* start *

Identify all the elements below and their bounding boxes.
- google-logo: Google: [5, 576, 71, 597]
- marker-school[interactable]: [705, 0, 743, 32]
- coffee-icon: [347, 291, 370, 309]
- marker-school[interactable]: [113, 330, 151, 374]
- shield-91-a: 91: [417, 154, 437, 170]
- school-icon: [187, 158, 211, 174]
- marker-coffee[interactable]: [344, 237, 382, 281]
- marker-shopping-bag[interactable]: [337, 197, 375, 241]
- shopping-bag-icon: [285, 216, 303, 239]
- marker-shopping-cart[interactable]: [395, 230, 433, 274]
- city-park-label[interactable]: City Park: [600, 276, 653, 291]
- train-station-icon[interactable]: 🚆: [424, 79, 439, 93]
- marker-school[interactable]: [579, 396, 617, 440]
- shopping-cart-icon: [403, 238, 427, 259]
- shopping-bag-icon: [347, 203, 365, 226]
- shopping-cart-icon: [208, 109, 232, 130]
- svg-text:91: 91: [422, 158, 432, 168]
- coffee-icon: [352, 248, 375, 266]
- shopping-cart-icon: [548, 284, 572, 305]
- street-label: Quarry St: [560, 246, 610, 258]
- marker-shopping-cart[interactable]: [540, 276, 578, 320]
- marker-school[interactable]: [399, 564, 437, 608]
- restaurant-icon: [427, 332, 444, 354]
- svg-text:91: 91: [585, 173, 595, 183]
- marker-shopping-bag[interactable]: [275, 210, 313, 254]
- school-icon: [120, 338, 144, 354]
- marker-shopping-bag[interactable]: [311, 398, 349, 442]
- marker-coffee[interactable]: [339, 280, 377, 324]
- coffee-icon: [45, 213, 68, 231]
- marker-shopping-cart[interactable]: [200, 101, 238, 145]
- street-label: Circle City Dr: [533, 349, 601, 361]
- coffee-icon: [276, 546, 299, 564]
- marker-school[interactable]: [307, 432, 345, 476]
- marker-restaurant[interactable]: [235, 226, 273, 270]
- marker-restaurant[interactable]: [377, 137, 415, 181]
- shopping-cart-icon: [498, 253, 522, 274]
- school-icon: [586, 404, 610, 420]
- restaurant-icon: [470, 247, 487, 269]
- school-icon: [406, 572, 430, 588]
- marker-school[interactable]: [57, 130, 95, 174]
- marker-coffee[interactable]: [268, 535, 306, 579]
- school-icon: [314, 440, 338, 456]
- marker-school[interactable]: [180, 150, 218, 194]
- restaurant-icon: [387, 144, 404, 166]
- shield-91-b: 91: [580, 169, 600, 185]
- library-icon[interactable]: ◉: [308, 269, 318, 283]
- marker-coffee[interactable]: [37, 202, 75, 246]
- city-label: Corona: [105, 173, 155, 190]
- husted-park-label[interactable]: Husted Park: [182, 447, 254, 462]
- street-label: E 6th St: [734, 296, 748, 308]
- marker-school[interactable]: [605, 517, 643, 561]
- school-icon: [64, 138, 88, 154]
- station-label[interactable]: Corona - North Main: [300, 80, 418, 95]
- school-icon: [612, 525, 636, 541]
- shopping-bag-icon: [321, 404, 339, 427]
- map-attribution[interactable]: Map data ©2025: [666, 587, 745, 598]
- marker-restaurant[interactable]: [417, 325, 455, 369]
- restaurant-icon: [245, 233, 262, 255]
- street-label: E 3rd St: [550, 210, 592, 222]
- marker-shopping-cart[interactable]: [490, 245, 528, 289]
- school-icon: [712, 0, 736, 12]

* end *

TO DO: Rewrite every line of the records above, changing "Quarry St" to "Quarry Street" and keeping everything else the same.

RESULT OF THE TASK:
Identify all the elements below and their bounding boxes.
- google-logo: Google: [5, 576, 71, 597]
- marker-school[interactable]: [705, 0, 743, 32]
- coffee-icon: [347, 291, 370, 309]
- marker-school[interactable]: [113, 330, 151, 374]
- shield-91-a: 91: [417, 154, 437, 170]
- school-icon: [187, 158, 211, 174]
- marker-coffee[interactable]: [344, 237, 382, 281]
- marker-shopping-bag[interactable]: [337, 197, 375, 241]
- shopping-bag-icon: [285, 216, 303, 239]
- marker-shopping-cart[interactable]: [395, 230, 433, 274]
- city-park-label[interactable]: City Park: [600, 276, 653, 291]
- train-station-icon[interactable]: 🚆: [424, 79, 439, 93]
- marker-school[interactable]: [579, 396, 617, 440]
- shopping-cart-icon: [403, 238, 427, 259]
- shopping-bag-icon: [347, 203, 365, 226]
- shopping-cart-icon: [208, 109, 232, 130]
- svg-text:91: 91: [422, 158, 432, 168]
- coffee-icon: [352, 248, 375, 266]
- shopping-cart-icon: [548, 284, 572, 305]
- street-label: Quarry Street: [560, 246, 610, 258]
- marker-shopping-cart[interactable]: [540, 276, 578, 320]
- marker-school[interactable]: [399, 564, 437, 608]
- restaurant-icon: [427, 332, 444, 354]
- svg-text:91: 91: [585, 173, 595, 183]
- marker-shopping-bag[interactable]: [275, 210, 313, 254]
- school-icon: [120, 338, 144, 354]
- marker-shopping-bag[interactable]: [311, 398, 349, 442]
- marker-coffee[interactable]: [339, 280, 377, 324]
- coffee-icon: [45, 213, 68, 231]
- marker-shopping-cart[interactable]: [200, 101, 238, 145]
- street-label: Circle City Dr: [533, 349, 601, 361]
- coffee-icon: [276, 546, 299, 564]
- marker-school[interactable]: [307, 432, 345, 476]
- marker-restaurant[interactable]: [235, 226, 273, 270]
- marker-restaurant[interactable]: [377, 137, 415, 181]
- shopping-cart-icon: [498, 253, 522, 274]
- school-icon: [586, 404, 610, 420]
- restaurant-icon: [470, 247, 487, 269]
- school-icon: [406, 572, 430, 588]
- marker-school[interactable]: [57, 130, 95, 174]
- marker-coffee[interactable]: [268, 535, 306, 579]
- school-icon: [314, 440, 338, 456]
- marker-school[interactable]: [180, 150, 218, 194]
- restaurant-icon: [387, 144, 404, 166]
- shield-91-b: 91: [580, 169, 600, 185]
- library-icon[interactable]: ◉: [308, 269, 318, 283]
- marker-coffee[interactable]: [37, 202, 75, 246]
- city-label: Corona: [105, 173, 155, 190]
- husted-park-label[interactable]: Husted Park: [182, 447, 254, 462]
- street-label: E 6th St: [734, 296, 748, 308]
- marker-school[interactable]: [605, 517, 643, 561]
- school-icon: [64, 138, 88, 154]
- station-label[interactable]: Corona - North Main: [300, 80, 418, 95]
- school-icon: [612, 525, 636, 541]
- shopping-bag-icon: [321, 404, 339, 427]
- map-attribution[interactable]: Map data ©2025: [666, 587, 745, 598]
- marker-restaurant[interactable]: [417, 325, 455, 369]
- restaurant-icon: [245, 233, 262, 255]
- street-label: E 3rd St: [550, 210, 592, 222]
- marker-shopping-cart[interactable]: [490, 245, 528, 289]
- school-icon: [712, 0, 736, 12]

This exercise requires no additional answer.